TUJUAN LATIHAN |
Salin persis bagian teks sumber di bawah, mulai dari kata "Volubit.id — Netflix" hingga dan termasuk kata "berjudul The Eternaut.".

TEKS SUMBER |
Volubit.id — Netflix untuk pertama kalinya menggunakan efek visual berbasis generative AI dalam salah satu serial original mereka. Teknologi ini dipakai untuk menciptakan adegan gedung runtuh dalam serial fiksi ilmiah asal Argentina berjudul The Eternaut.
Co-CEO Netflix, Ted Sarandos, menjelaskan, teknologi AI ini memungkinkan tim produksi menyelesaikan adegan-adegan kompleks dengan lebih cepat dan biaya yang lebih rendah. Teknologi generative AI sendiri bisa menghasilkan gambar dan video hanya dari perintah teks atau “prompt”.
Saat ditanya soal penggunaan AI, Sarandos mengatakan, teknologi ini membantu produksi serial dengan anggaran kecil untuk bisa menampilkan efek visual canggih. Dalam The Eternaut, adegan runtuhnya sebuah gedung di Buenos Aires bisa diselesaikan sepuluh kali lebih cepat dibandingkan jika menggunakan efek visual konvensional.

DAFTAR ENTRI |
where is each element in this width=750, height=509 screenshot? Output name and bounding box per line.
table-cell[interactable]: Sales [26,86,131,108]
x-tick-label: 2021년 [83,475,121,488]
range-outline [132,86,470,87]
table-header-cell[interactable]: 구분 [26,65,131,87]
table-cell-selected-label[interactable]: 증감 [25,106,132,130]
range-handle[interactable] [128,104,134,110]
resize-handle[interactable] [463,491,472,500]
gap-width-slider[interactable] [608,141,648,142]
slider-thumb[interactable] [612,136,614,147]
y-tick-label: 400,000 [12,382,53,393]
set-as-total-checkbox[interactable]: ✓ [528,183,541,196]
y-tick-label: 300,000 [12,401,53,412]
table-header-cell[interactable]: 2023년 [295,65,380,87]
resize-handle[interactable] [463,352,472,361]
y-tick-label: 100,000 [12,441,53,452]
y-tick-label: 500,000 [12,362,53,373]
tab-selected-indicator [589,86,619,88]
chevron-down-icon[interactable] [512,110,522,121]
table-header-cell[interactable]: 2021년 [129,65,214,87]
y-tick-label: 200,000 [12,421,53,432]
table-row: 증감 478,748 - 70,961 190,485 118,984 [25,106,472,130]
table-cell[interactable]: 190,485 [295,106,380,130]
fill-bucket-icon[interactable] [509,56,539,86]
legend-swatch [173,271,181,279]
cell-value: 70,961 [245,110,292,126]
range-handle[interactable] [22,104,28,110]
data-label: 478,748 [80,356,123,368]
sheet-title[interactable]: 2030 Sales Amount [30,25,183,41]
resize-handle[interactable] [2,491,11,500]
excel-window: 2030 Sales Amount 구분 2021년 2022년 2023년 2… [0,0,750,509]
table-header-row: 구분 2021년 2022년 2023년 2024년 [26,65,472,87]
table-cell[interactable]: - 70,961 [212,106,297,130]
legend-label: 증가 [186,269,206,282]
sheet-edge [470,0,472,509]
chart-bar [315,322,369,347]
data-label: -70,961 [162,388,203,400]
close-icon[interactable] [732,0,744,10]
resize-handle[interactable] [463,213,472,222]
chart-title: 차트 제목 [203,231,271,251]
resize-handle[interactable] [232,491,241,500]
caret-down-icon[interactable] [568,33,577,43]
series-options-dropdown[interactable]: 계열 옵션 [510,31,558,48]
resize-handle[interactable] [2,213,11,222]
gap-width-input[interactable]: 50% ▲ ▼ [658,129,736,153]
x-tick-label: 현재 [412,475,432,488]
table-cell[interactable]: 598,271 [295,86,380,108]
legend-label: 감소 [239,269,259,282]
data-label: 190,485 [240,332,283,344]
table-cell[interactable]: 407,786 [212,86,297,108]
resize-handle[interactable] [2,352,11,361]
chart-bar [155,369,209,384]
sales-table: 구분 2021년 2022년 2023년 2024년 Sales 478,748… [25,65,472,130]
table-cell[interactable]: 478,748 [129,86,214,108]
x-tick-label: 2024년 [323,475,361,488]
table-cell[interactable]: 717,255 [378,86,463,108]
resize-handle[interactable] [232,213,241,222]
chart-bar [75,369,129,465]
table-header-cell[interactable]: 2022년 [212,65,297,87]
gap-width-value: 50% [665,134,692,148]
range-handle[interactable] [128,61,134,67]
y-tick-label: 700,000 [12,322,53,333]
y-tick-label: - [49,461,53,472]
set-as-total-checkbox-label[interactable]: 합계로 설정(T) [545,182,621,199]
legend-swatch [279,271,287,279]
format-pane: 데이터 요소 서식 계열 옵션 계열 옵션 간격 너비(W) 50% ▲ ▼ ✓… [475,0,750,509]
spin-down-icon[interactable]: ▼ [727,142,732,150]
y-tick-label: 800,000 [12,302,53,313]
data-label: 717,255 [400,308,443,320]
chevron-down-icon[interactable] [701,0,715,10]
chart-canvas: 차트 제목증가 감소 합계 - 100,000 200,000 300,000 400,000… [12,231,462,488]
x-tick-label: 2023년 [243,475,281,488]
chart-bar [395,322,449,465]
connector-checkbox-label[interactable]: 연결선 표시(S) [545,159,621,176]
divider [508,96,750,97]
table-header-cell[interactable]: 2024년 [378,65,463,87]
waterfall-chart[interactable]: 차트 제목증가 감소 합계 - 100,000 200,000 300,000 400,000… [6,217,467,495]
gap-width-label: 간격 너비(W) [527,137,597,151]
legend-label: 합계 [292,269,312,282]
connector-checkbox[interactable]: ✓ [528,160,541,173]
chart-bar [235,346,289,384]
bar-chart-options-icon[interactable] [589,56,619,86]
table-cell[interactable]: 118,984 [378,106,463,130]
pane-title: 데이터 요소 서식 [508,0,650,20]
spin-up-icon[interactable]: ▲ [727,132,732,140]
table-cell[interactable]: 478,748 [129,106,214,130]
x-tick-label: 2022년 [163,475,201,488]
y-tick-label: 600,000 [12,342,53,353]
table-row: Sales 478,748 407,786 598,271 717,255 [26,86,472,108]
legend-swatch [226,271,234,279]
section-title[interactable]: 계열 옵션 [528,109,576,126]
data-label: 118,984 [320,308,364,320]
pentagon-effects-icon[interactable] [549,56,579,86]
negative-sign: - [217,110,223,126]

JAWABAN YANG DIHARAPKAN |
Volubit.id — Netflix untuk pertama kalinya menggunakan efek visual berbasis generative AI dalam salah satu serial original mereka. Teknologi ini dipakai untuk menciptakan adegan gedung runtuh dalam serial fiksi ilmiah asal Argentina berjudul The Eternaut.